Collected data
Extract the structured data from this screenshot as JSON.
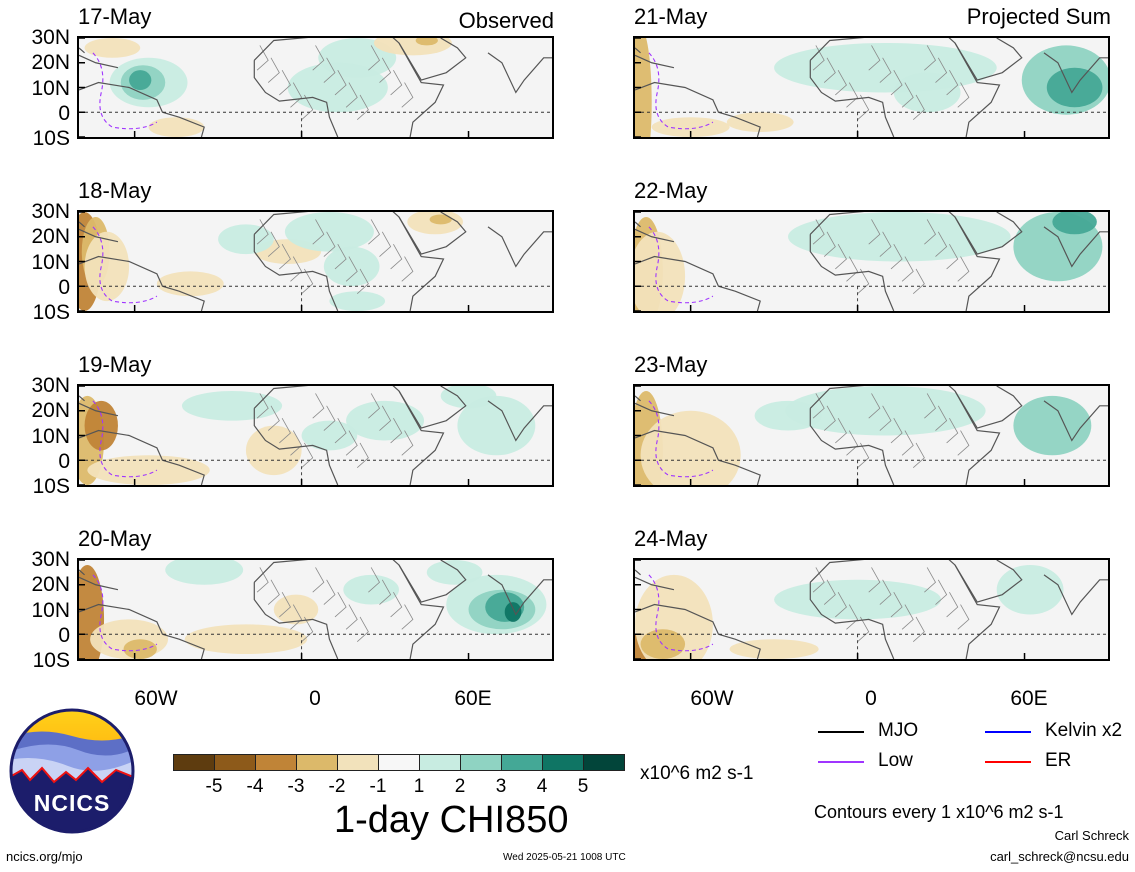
{
  "titles": {
    "left": "Observed",
    "right": "Projected Sum"
  },
  "panels_left": [
    {
      "date": "17-May"
    },
    {
      "date": "18-May"
    },
    {
      "date": "19-May"
    },
    {
      "date": "20-May"
    }
  ],
  "panels_right": [
    {
      "date": "21-May"
    },
    {
      "date": "22-May"
    },
    {
      "date": "23-May"
    },
    {
      "date": "24-May"
    }
  ],
  "lat_labels": [
    "30N",
    "20N",
    "10N",
    "0",
    "10S"
  ],
  "lon_labels": [
    "60W",
    "0",
    "60E"
  ],
  "colorbar": {
    "title": "1-day CHI850",
    "units": "x10^6 m2 s-1",
    "tick_labels": [
      "-5",
      "-4",
      "-3",
      "-2",
      "-1",
      "1",
      "2",
      "3",
      "4",
      "5"
    ],
    "colors": [
      "#5e3c0f",
      "#8d5a1a",
      "#c08437",
      "#dcb96a",
      "#f2e2bb",
      "#f7f7f7",
      "#c8ece1",
      "#8fd3c2",
      "#44a896",
      "#0f7564",
      "#02453a"
    ]
  },
  "legend": {
    "items": [
      {
        "label": "MJO",
        "color": "#000000"
      },
      {
        "label": "Kelvin x2",
        "color": "#0000ff"
      },
      {
        "label": "Low",
        "color": "#a035ff"
      },
      {
        "label": "ER",
        "color": "#ff0000"
      }
    ],
    "contours": "Contours every 1 x10^6 m2 s-1"
  },
  "credits": {
    "org": "NCICS",
    "url": "ncics.org/mjo",
    "timestamp": "Wed 2025-05-21 1008 UTC",
    "author": "Carl Schreck",
    "email": "carl_schreck@ncsu.edu"
  }
}
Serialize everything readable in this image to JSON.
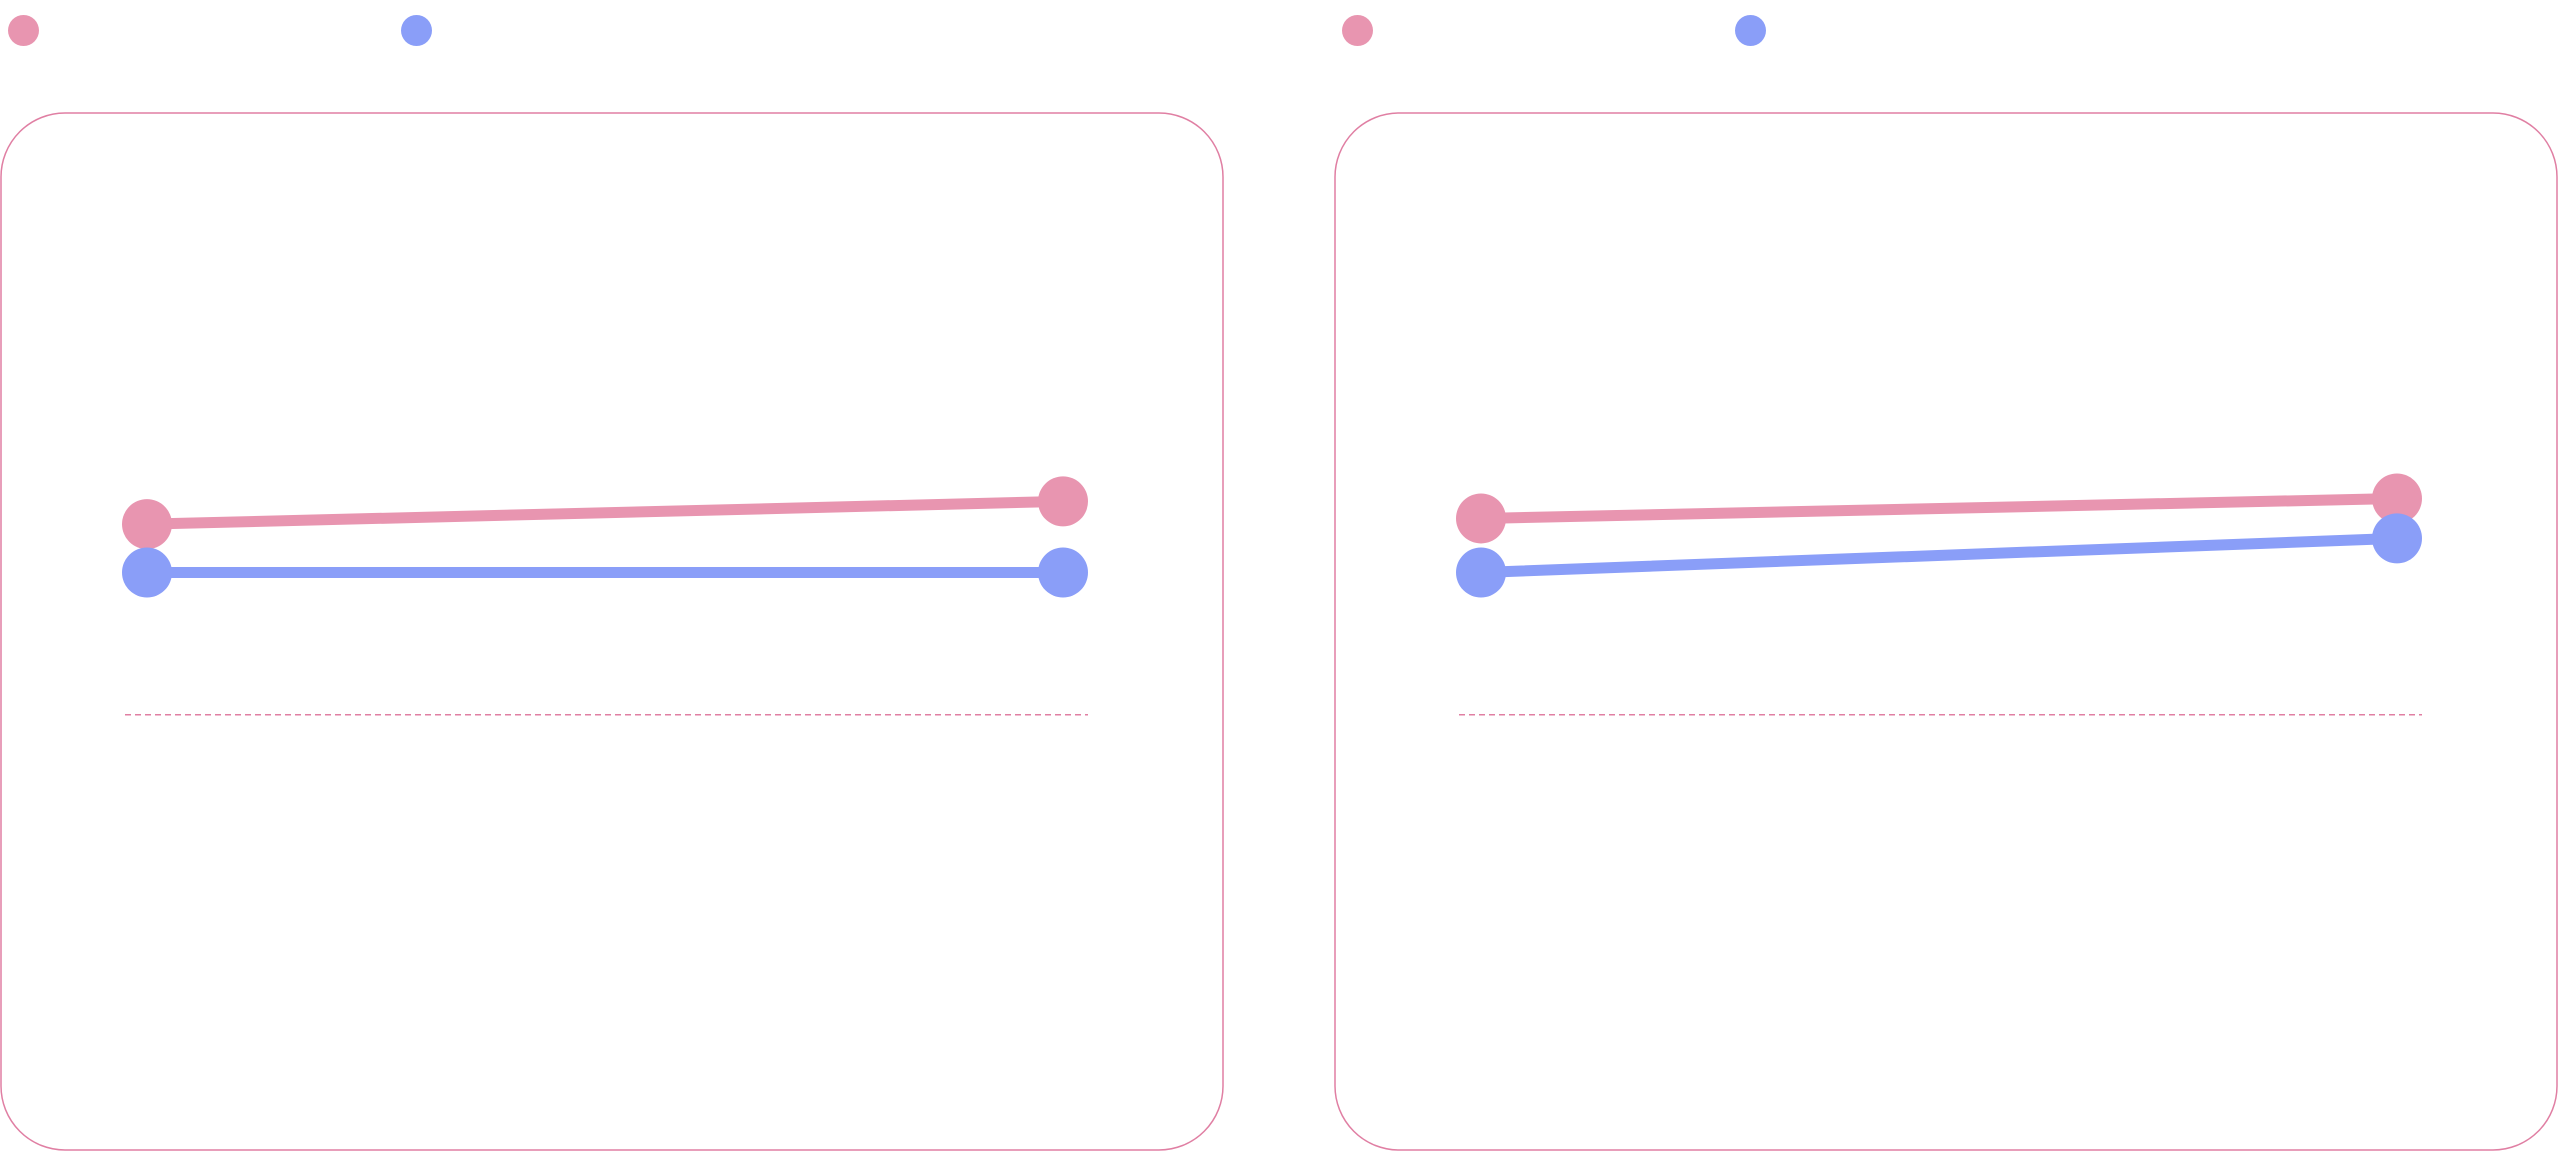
{
  "colors": {
    "series_a": "#e895b0",
    "series_b": "#8a9ef8",
    "frame": "#e07fa3",
    "background": "#ffffff"
  },
  "chart_data": [
    {
      "type": "line",
      "x": [
        0,
        1
      ],
      "ylim": [
        0,
        10
      ],
      "baseline": 2.5,
      "grid": false,
      "legend_placement": "top-left",
      "series": [
        {
          "color": "#e895b0",
          "values": [
            5.85,
            6.25
          ]
        },
        {
          "color": "#8a9ef8",
          "values": [
            5.0,
            5.0
          ]
        }
      ]
    },
    {
      "type": "line",
      "x": [
        0,
        1
      ],
      "ylim": [
        0,
        10
      ],
      "baseline": 2.5,
      "grid": false,
      "legend_placement": "top-left",
      "series": [
        {
          "color": "#e895b0",
          "values": [
            5.95,
            6.3
          ]
        },
        {
          "color": "#8a9ef8",
          "values": [
            5.0,
            5.6
          ]
        }
      ]
    }
  ]
}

-- Description of the task --
Leave out the pictures and reproduce the rest of the listing exactly.

-- Answer to this problem --
Extract the structured data from this screenshot as JSON.
{
  "titles": {
    "left": "Observed",
    "right": "Projected Sum"
  },
  "panels_left": [
    {
      "date": "17-May"
    },
    {
      "date": "18-May"
    },
    {
      "date": "19-May"
    },
    {
      "date": "20-May"
    }
  ],
  "panels_right": [
    {
      "date": "21-May"
    },
    {
      "date": "22-May"
    },
    {
      "date": "23-May"
    },
    {
      "date": "24-May"
    }
  ],
  "lat_labels": [
    "30N",
    "20N",
    "10N",
    "0",
    "10S"
  ],
  "lon_labels": [
    "60W",
    "0",
    "60E"
  ],
  "colorbar": {
    "title": "1-day CHI850",
    "units": "x10^6 m2 s-1",
    "tick_labels": [
      "-5",
      "-4",
      "-3",
      "-2",
      "-1",
      "1",
      "2",
      "3",
      "4",
      "5"
    ],
    "colors": [
      "#5e3c0f",
      "#8d5a1a",
      "#c08437",
      "#dcb96a",
      "#f2e2bb",
      "#f7f7f7",
      "#c8ece1",
      "#8fd3c2",
      "#44a896",
      "#0f7564",
      "#02453a"
    ]
  },
  "legend": {
    "items": [
      {
        "label": "MJO",
        "color": "#000000"
      },
      {
        "label": "Kelvin x2",
        "color": "#0000ff"
      },
      {
        "label": "Low",
        "color": "#a035ff"
      },
      {
        "label": "ER",
        "color": "#ff0000"
      }
    ],
    "contours": "Contours every 1 x10^6 m2 s-1"
  },
  "credits": {
    "org": "NCICS",
    "url": "ncics.org/mjo",
    "timestamp": "Wed 2025-05-21 1008 UTC",
    "author": "Carl Schreck",
    "email": "carl_schreck@ncsu.edu"
  }
}
Serialize everything readable in this image to JSON.
{
  "colors": {
    "series_a": "#e895b0",
    "series_b": "#8a9ef8",
    "frame": "#e07fa3",
    "background": "#ffffff"
  },
  "chart_data": [
    {
      "type": "line",
      "x": [
        0,
        1
      ],
      "ylim": [
        0,
        10
      ],
      "baseline": 2.5,
      "grid": false,
      "legend_placement": "top-left",
      "series": [
        {
          "color": "#e895b0",
          "values": [
            5.85,
            6.25
          ]
        },
        {
          "color": "#8a9ef8",
          "values": [
            5.0,
            5.0
          ]
        }
      ]
    },
    {
      "type": "line",
      "x": [
        0,
        1
      ],
      "ylim": [
        0,
        10
      ],
      "baseline": 2.5,
      "grid": false,
      "legend_placement": "top-left",
      "series": [
        {
          "color": "#e895b0",
          "values": [
            5.95,
            6.3
          ]
        },
        {
          "color": "#8a9ef8",
          "values": [
            5.0,
            5.6
          ]
        }
      ]
    }
  ]
}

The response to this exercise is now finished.